== Consigne ==
Recopiez intégralement et à l'identique l'extrait cité ci-dessous, consacré au film Le Mage du Kremlin.

== Extrait cité ==
_____
Au-delà des coulisses de la fabrication du pouvoir, théâtre fascinant où les individus ne sont que des pions au service d’une communication et d’une manipulation orchestrée par une minorité sur les masses, Le Mage du Kremlin enthousiasme par sa capacité à raconter l’histoire d’un homme sans âge, Vadim. Ce personnage stendhalien n’aura cessé de grimper l’échelle sociale jusqu’à devenir un des artisans de l’accession au pouvoir de Vladimir Poutine. Vadim, par arrivisme ou revanche, sera prêt à renier son humanité pour ériger un système tellement calibré qu’il finira par lui échapper. La nature inédite du film d’Olivier Assayas n’est pas sa démonstration de la fabrique du pouvoir mais sa captation d’un système qui finira par n’obéir qu’à lui-même, jusqu’à devenir implacable et incontestable.
_____
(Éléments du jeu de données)

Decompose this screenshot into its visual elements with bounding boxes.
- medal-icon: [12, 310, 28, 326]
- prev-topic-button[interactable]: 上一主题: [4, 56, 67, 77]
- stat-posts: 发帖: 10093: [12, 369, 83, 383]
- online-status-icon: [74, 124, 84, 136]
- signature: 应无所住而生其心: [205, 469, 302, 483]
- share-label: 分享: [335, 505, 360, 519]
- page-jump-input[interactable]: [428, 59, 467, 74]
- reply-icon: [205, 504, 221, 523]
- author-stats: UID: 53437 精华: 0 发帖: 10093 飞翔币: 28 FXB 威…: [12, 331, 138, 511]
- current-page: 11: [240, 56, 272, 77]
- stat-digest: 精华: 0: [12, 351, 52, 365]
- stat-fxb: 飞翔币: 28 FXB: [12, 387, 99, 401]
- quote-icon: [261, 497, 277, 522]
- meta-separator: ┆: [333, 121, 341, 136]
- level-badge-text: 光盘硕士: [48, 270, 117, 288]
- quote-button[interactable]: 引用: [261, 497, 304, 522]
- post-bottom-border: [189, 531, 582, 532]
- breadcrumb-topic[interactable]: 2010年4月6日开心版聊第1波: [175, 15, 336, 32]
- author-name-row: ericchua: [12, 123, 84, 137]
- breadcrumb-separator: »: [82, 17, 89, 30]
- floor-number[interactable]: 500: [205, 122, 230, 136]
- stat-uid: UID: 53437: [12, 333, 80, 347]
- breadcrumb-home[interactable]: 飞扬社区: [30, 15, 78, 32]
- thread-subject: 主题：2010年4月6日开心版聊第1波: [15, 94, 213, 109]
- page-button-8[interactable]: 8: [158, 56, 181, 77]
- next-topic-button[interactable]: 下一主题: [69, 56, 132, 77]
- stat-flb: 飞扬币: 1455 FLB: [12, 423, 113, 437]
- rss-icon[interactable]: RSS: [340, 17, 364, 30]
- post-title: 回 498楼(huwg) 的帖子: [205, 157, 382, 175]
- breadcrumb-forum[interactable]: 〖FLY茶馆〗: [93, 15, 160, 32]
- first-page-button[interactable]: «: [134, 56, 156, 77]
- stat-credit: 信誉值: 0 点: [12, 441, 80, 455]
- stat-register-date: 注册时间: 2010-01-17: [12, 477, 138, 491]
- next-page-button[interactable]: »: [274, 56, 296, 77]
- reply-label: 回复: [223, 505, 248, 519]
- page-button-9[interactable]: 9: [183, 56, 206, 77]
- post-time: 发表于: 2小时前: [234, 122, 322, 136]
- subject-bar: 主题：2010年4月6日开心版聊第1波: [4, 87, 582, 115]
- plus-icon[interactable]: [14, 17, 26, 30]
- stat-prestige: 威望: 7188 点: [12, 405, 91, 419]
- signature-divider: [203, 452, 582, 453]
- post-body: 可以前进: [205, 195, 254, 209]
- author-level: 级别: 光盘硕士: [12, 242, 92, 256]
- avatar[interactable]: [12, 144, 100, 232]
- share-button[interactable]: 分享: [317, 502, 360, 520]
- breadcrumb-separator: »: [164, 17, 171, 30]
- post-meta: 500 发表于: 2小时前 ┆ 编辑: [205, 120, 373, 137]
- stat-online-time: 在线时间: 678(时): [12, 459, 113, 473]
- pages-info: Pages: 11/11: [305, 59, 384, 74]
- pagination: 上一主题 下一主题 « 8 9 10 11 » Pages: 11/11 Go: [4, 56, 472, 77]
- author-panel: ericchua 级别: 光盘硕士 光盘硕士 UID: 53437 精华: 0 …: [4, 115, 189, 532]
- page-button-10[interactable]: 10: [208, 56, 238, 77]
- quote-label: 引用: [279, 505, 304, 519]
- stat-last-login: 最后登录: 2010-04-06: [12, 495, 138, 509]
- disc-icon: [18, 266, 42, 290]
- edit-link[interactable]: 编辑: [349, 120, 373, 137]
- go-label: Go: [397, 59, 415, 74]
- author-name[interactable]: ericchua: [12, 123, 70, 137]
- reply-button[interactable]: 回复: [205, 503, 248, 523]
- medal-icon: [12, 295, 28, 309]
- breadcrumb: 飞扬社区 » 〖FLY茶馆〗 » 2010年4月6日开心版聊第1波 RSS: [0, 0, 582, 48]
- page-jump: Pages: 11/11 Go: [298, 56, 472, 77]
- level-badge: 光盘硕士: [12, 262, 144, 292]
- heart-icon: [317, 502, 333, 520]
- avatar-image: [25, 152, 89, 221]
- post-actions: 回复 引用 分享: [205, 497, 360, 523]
_____
== Corrigé ==
Au-delà des coulisses de la fabrication du pouvoir, théâtre fascinant où les individus ne sont que des pions au service d’une communication et d’une manipulation orchestrée par une minorité sur les masses, Le Mage du Kremlin enthousiasme par sa capacité à raconter l’histoire d’un homme sans âge, Vadim. Ce personnage stendhalien n’aura cessé de grimper l’échelle sociale jusqu’à devenir un des artisans de l’accession au pouvoir de Vladimir Poutine. Vadim, par arrivisme ou revanche, sera prêt à renier son humanité pour ériger un système tellement calibré qu’il finira par lui échapper. La nature inédite du film d’Olivier Assayas n’est pas sa démonstration de la fabrique du pouvoir mais sa captation d’un système qui finira par n’obéir qu’à lui-même, jusqu’à devenir implacable et incontestable.